TASK TO COMPLETE
Reproduce the material word for word; the images stay out.

ENTRIES PROVIDED
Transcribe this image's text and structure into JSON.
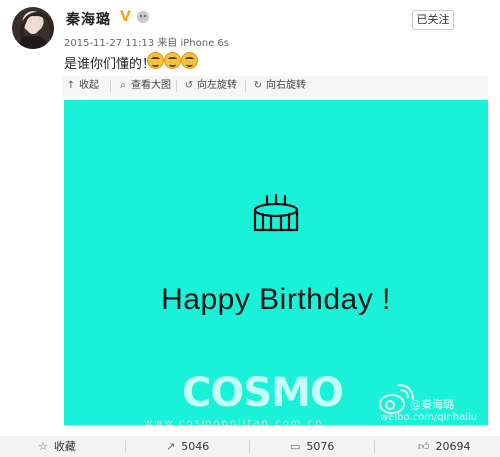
{
  "post": {
    "author": "秦海璐",
    "follow_label": "已关注",
    "timestamp": "2015-11-27 11:13",
    "source": "来自 iPhone 6s",
    "text": "是谁你们懂的！"
  },
  "toolbar": {
    "collapse": "收起",
    "view_large": "查看大图",
    "rotate_left": "向左旋转",
    "rotate_right": "向右旋转"
  },
  "image": {
    "background_color": "#19f2d8",
    "headline": "Happy Birthday !",
    "watermark_logo": "COSMO",
    "watermark_user": "@秦海璐",
    "watermark_site": "weibo.com/qinhailu",
    "cosmo_url": "www.cosmopolitan.com.cn"
  },
  "actions": {
    "favorite": "收藏",
    "repost_count": "5046",
    "comment_count": "5076",
    "like_count": "20694"
  }
}
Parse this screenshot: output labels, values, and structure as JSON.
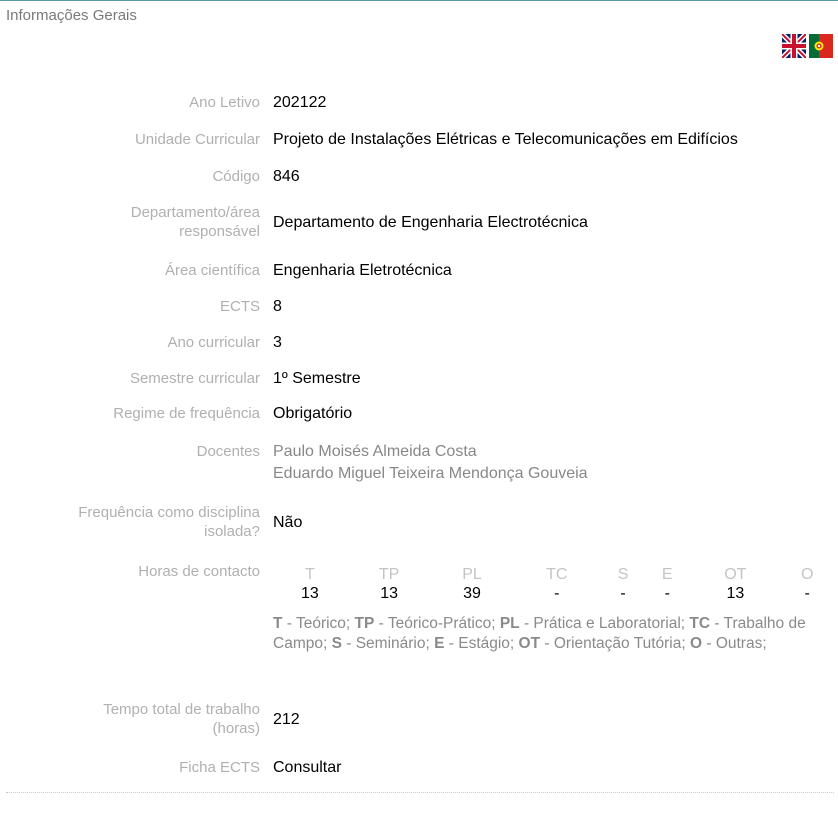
{
  "section_title": "Informações Gerais",
  "fields": {
    "ano_letivo": {
      "label": "Ano Letivo",
      "value": "202122"
    },
    "unidade_curricular": {
      "label": "Unidade Curricular",
      "value": "Projeto de Instalações Elétricas e Telecomunicações em Edifícios"
    },
    "codigo": {
      "label": "Código",
      "value": "846"
    },
    "departamento": {
      "label_1": "Departamento/área",
      "label_2": "responsável",
      "value": "Departamento de Engenharia Electrotécnica"
    },
    "area_cientifica": {
      "label": "Área científica",
      "value": "Engenharia Eletrotécnica"
    },
    "ects": {
      "label": "ECTS",
      "value": "8"
    },
    "ano_curricular": {
      "label": "Ano curricular",
      "value": "3"
    },
    "semestre": {
      "label": "Semestre curricular",
      "value": "1º Semestre"
    },
    "regime": {
      "label": "Regime de frequência",
      "value": "Obrigatório"
    },
    "docentes": {
      "label": "Docentes",
      "values": [
        "Paulo Moisés Almeida Costa",
        "Eduardo Miguel Teixeira Mendonça Gouveia"
      ]
    },
    "isolada": {
      "label_1": "Frequência como disciplina",
      "label_2": "isolada?",
      "value": "Não"
    },
    "horas": {
      "label": "Horas de contacto",
      "headers": [
        "T",
        "TP",
        "PL",
        "TC",
        "S",
        "E",
        "OT",
        "O"
      ],
      "values": [
        "13",
        "13",
        "39",
        "-",
        "-",
        "-",
        "13",
        "-"
      ],
      "legend": [
        {
          "abbr": "T",
          "text": " - Teórico; "
        },
        {
          "abbr": "TP",
          "text": " - Teórico-Prático; "
        },
        {
          "abbr": "PL",
          "text": " - Prática e Laboratorial; "
        },
        {
          "abbr": "TC",
          "text": " - Trabalho de Campo; "
        },
        {
          "abbr": "S",
          "text": " - Seminário; "
        },
        {
          "abbr": "E",
          "text": " - Estágio; "
        },
        {
          "abbr": "OT",
          "text": " - Orientação Tutória; "
        },
        {
          "abbr": "O",
          "text": " - Outras;"
        }
      ]
    },
    "tempo_total": {
      "label_1": "Tempo total de trabalho",
      "label_2": "(horas)",
      "value": "212"
    },
    "ficha_ects": {
      "label": "Ficha ECTS",
      "value": "Consultar"
    }
  },
  "language_flags": [
    {
      "icon": "uk-flag-icon"
    },
    {
      "icon": "portugal-flag-icon"
    }
  ]
}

RESPONSE BELOW
Transcribe this image's text and structure into JSON.
{
  "post": {
    "author": "秦海璐",
    "follow_label": "已关注",
    "timestamp": "2015-11-27 11:13",
    "source": "来自 iPhone 6s",
    "text": "是谁你们懂的！"
  },
  "toolbar": {
    "collapse": "收起",
    "view_large": "查看大图",
    "rotate_left": "向左旋转",
    "rotate_right": "向右旋转"
  },
  "image": {
    "background_color": "#19f2d8",
    "headline": "Happy Birthday !",
    "watermark_logo": "COSMO",
    "watermark_user": "@秦海璐",
    "watermark_site": "weibo.com/qinhailu",
    "cosmo_url": "www.cosmopolitan.com.cn"
  },
  "actions": {
    "favorite": "收藏",
    "repost_count": "5046",
    "comment_count": "5076",
    "like_count": "20694"
  }
}
Parse this screenshot: output labels, values, and structure as JSON.
{
  "section_title": "Informações Gerais",
  "fields": {
    "ano_letivo": {
      "label": "Ano Letivo",
      "value": "202122"
    },
    "unidade_curricular": {
      "label": "Unidade Curricular",
      "value": "Projeto de Instalações Elétricas e Telecomunicações em Edifícios"
    },
    "codigo": {
      "label": "Código",
      "value": "846"
    },
    "departamento": {
      "label_1": "Departamento/área",
      "label_2": "responsável",
      "value": "Departamento de Engenharia Electrotécnica"
    },
    "area_cientifica": {
      "label": "Área científica",
      "value": "Engenharia Eletrotécnica"
    },
    "ects": {
      "label": "ECTS",
      "value": "8"
    },
    "ano_curricular": {
      "label": "Ano curricular",
      "value": "3"
    },
    "semestre": {
      "label": "Semestre curricular",
      "value": "1º Semestre"
    },
    "regime": {
      "label": "Regime de frequência",
      "value": "Obrigatório"
    },
    "docentes": {
      "label": "Docentes",
      "values": [
        "Paulo Moisés Almeida Costa",
        "Eduardo Miguel Teixeira Mendonça Gouveia"
      ]
    },
    "isolada": {
      "label_1": "Frequência como disciplina",
      "label_2": "isolada?",
      "value": "Não"
    },
    "horas": {
      "label": "Horas de contacto",
      "headers": [
        "T",
        "TP",
        "PL",
        "TC",
        "S",
        "E",
        "OT",
        "O"
      ],
      "values": [
        "13",
        "13",
        "39",
        "-",
        "-",
        "-",
        "13",
        "-"
      ],
      "legend": [
        {
          "abbr": "T",
          "text": " - Teórico; "
        },
        {
          "abbr": "TP",
          "text": " - Teórico-Prático; "
        },
        {
          "abbr": "PL",
          "text": " - Prática e Laboratorial; "
        },
        {
          "abbr": "TC",
          "text": " - Trabalho de Campo; "
        },
        {
          "abbr": "S",
          "text": " - Seminário; "
        },
        {
          "abbr": "E",
          "text": " - Estágio; "
        },
        {
          "abbr": "OT",
          "text": " - Orientação Tutória; "
        },
        {
          "abbr": "O",
          "text": " - Outras;"
        }
      ]
    },
    "tempo_total": {
      "label_1": "Tempo total de trabalho",
      "label_2": "(horas)",
      "value": "212"
    },
    "ficha_ects": {
      "label": "Ficha ECTS",
      "value": "Consultar"
    }
  },
  "language_flags": [
    {
      "icon": "uk-flag-icon"
    },
    {
      "icon": "portugal-flag-icon"
    }
  ]
}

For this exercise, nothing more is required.